» Aim:
Select the lines below containing the word "JSON".

────────────────────

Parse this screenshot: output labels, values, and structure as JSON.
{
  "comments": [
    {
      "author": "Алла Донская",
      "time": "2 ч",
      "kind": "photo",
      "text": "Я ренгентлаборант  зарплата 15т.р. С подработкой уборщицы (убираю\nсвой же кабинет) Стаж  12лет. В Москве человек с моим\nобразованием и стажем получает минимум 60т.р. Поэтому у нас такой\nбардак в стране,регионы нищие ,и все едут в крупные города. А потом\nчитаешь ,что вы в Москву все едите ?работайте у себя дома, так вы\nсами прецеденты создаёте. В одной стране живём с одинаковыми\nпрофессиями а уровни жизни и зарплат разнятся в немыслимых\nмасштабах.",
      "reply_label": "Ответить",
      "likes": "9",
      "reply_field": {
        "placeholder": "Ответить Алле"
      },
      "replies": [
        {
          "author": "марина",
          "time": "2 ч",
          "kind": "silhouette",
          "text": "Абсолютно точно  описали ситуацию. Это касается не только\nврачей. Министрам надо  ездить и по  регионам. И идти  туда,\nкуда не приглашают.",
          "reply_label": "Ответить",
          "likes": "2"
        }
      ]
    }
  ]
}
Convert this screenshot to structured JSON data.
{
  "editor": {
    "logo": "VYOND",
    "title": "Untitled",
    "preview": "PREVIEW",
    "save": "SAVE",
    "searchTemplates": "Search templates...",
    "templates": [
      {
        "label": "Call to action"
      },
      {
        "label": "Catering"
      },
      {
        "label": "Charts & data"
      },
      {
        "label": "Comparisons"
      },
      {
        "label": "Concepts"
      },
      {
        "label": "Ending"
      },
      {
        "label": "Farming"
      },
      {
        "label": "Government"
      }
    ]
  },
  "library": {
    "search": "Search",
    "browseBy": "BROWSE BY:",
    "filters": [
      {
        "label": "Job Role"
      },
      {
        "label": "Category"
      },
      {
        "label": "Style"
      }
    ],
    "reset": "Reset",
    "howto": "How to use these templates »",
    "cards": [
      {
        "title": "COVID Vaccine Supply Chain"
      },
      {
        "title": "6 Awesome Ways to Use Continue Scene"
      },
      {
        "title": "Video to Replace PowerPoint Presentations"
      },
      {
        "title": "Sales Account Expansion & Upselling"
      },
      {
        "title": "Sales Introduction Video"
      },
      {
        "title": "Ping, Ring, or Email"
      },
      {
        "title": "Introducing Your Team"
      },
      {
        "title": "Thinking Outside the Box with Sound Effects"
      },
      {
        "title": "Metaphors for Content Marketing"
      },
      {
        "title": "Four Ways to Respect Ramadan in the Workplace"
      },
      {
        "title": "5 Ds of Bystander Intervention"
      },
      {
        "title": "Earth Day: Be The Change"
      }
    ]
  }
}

────────────────────

» Solution to this exercise:
Parse this screenshot: output labels, values, and structure as JSON.
Convert this screenshot to structured JSON data.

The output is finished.